══ Data rows
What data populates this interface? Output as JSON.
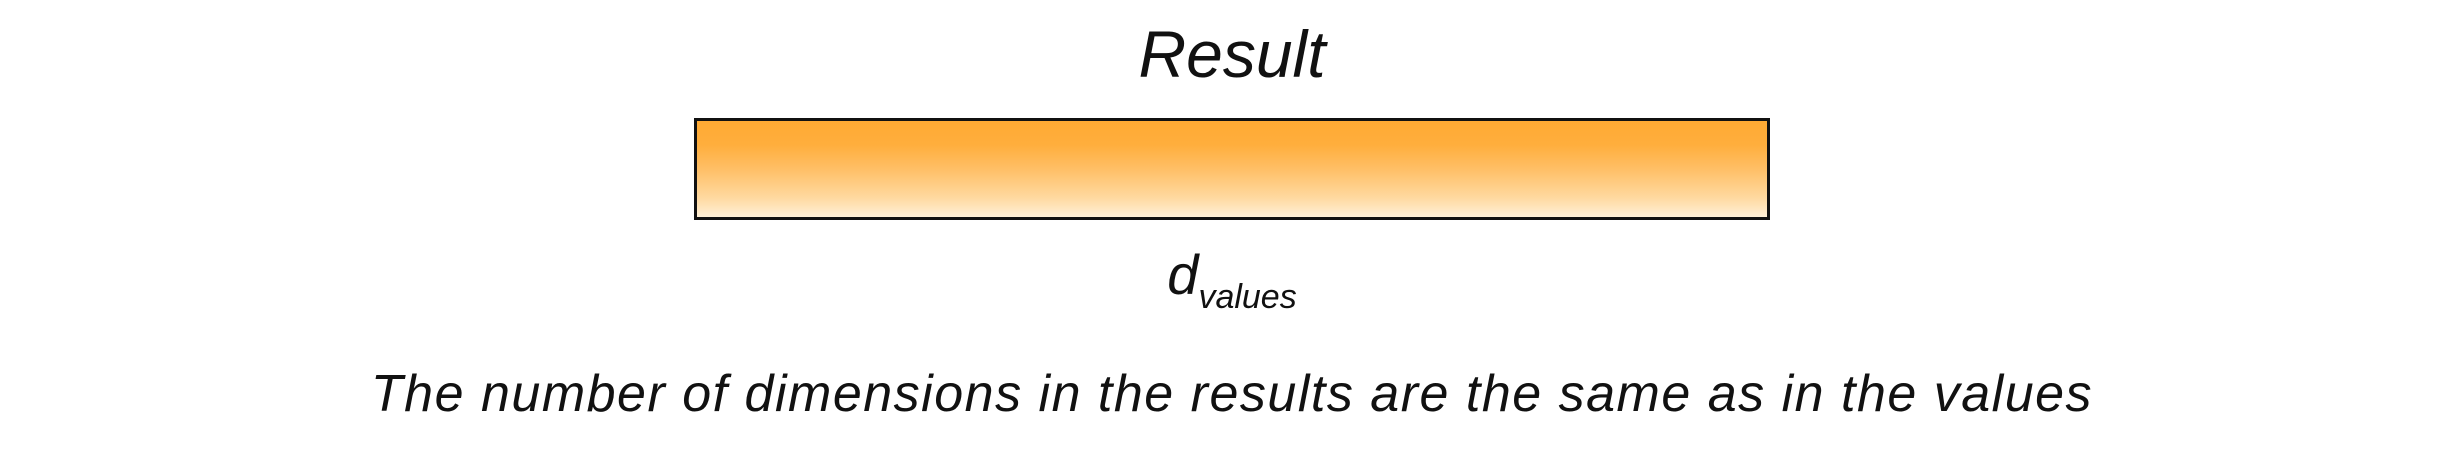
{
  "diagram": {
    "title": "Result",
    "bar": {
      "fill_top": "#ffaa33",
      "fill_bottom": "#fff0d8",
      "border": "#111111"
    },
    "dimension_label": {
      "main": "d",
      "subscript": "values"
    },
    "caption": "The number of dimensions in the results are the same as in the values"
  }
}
════
## [Exercise]
Repeat the listing verbatim. Skip the pictures.

## [Result]
What data populates this interface? Output as JSON.
{
  "diagram": {
    "title": "Result",
    "bar": {
      "fill_top": "#ffaa33",
      "fill_bottom": "#fff0d8",
      "border": "#111111"
    },
    "dimension_label": {
      "main": "d",
      "subscript": "values"
    },
    "caption": "The number of dimensions in the results are the same as in the values"
  }
}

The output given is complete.